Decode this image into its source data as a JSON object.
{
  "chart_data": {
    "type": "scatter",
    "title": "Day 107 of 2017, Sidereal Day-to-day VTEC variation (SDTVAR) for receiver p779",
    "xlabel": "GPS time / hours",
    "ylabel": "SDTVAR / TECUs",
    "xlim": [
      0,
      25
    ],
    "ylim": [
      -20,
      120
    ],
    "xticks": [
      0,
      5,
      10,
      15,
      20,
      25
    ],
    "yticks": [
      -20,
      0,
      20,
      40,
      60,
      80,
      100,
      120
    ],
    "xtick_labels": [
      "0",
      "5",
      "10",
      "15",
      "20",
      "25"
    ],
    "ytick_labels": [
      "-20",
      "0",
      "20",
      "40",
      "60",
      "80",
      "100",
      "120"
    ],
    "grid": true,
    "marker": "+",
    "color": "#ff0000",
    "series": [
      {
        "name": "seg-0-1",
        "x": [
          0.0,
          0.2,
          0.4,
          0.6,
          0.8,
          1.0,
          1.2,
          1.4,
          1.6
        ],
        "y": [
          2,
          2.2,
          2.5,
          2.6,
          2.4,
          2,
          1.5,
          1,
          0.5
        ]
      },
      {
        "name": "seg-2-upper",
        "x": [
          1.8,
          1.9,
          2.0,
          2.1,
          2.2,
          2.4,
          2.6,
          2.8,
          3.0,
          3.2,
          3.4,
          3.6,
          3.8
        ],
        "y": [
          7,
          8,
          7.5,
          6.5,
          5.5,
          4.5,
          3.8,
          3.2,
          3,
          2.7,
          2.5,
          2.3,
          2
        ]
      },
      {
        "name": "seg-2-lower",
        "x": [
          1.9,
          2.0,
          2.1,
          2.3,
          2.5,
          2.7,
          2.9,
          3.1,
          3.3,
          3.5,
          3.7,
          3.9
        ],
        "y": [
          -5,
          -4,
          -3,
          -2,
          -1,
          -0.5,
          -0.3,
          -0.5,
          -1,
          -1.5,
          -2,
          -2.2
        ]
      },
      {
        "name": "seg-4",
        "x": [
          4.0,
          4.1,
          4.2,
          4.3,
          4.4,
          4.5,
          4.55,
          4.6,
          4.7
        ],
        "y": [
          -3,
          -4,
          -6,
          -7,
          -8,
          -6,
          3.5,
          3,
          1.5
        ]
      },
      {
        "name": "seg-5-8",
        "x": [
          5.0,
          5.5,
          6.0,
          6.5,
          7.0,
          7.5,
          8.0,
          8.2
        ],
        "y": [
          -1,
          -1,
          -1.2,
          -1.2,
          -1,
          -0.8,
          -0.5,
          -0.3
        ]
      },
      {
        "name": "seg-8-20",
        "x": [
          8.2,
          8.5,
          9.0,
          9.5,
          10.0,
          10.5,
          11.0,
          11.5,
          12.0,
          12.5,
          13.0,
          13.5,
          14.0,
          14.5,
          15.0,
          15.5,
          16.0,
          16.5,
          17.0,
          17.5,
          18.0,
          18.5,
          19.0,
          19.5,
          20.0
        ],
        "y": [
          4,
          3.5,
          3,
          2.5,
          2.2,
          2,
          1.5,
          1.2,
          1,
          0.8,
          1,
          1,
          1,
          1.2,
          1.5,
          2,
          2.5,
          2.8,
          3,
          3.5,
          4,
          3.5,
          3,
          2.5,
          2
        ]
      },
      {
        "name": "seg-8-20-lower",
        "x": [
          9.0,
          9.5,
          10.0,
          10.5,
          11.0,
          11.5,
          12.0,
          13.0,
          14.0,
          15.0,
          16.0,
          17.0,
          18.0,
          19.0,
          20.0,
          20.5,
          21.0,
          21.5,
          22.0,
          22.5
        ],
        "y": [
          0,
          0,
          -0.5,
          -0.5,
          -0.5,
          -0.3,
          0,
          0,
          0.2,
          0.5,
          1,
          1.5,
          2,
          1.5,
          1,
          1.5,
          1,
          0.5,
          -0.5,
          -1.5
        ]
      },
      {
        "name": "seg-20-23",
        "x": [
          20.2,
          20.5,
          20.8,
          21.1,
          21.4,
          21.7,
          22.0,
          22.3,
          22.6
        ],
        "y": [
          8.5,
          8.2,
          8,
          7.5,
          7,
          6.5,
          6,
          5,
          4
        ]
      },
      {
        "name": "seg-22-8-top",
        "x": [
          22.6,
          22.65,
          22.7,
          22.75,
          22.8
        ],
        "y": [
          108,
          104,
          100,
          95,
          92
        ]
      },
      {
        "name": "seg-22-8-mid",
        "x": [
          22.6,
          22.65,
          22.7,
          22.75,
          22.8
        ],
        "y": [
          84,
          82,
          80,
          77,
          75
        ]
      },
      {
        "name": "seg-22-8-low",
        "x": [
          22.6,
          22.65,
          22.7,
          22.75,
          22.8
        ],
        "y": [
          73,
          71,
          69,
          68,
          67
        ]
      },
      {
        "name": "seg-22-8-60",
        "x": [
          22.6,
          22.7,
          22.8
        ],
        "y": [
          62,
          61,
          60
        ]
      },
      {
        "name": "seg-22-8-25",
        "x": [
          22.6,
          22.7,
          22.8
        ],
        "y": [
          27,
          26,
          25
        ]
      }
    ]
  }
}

#####

WHAT NEEDS TO BE DONE:
In the records above, locate every line with the string "SDTVAR" and copy it.

EXERCISE RESULT:
    "title": "Day 107 of 2017, Sidereal Day-to-day VTEC variation (SDTVAR) for receiver p779",
    "ylabel": "SDTVAR / TECUs",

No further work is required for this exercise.